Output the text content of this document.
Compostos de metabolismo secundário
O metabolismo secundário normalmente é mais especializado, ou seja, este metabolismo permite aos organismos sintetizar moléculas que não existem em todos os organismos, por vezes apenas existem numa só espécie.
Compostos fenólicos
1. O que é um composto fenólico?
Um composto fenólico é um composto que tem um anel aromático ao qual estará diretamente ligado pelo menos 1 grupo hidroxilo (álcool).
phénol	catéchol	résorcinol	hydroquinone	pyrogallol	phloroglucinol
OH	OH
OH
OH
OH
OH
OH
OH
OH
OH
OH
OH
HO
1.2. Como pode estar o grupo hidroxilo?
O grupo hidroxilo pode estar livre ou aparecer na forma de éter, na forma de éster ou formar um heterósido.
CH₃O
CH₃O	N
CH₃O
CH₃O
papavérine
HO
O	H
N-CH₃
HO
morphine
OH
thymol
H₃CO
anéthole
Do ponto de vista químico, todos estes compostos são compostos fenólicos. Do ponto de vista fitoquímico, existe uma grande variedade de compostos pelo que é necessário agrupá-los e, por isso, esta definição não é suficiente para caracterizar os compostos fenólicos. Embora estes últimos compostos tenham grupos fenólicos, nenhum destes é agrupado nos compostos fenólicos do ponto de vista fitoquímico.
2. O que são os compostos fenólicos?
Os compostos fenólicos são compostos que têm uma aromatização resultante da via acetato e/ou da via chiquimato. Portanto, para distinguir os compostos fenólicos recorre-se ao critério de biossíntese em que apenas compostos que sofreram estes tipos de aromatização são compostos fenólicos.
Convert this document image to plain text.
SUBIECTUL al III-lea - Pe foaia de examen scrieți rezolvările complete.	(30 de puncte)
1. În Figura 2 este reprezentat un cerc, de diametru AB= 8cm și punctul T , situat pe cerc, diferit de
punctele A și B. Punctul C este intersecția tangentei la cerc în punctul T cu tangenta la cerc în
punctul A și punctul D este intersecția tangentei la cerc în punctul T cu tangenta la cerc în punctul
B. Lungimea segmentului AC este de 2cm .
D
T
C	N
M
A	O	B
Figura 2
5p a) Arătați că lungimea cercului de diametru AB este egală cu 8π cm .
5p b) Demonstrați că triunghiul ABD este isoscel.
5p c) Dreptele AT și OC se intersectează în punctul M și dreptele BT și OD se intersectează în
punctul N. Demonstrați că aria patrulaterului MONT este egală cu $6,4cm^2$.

> [STATED TASK]:
Select and copy every line of the listing with the word "text".

> [ANSWER BELOW]:
Output the text content of this document.
Convert this document image to plain text.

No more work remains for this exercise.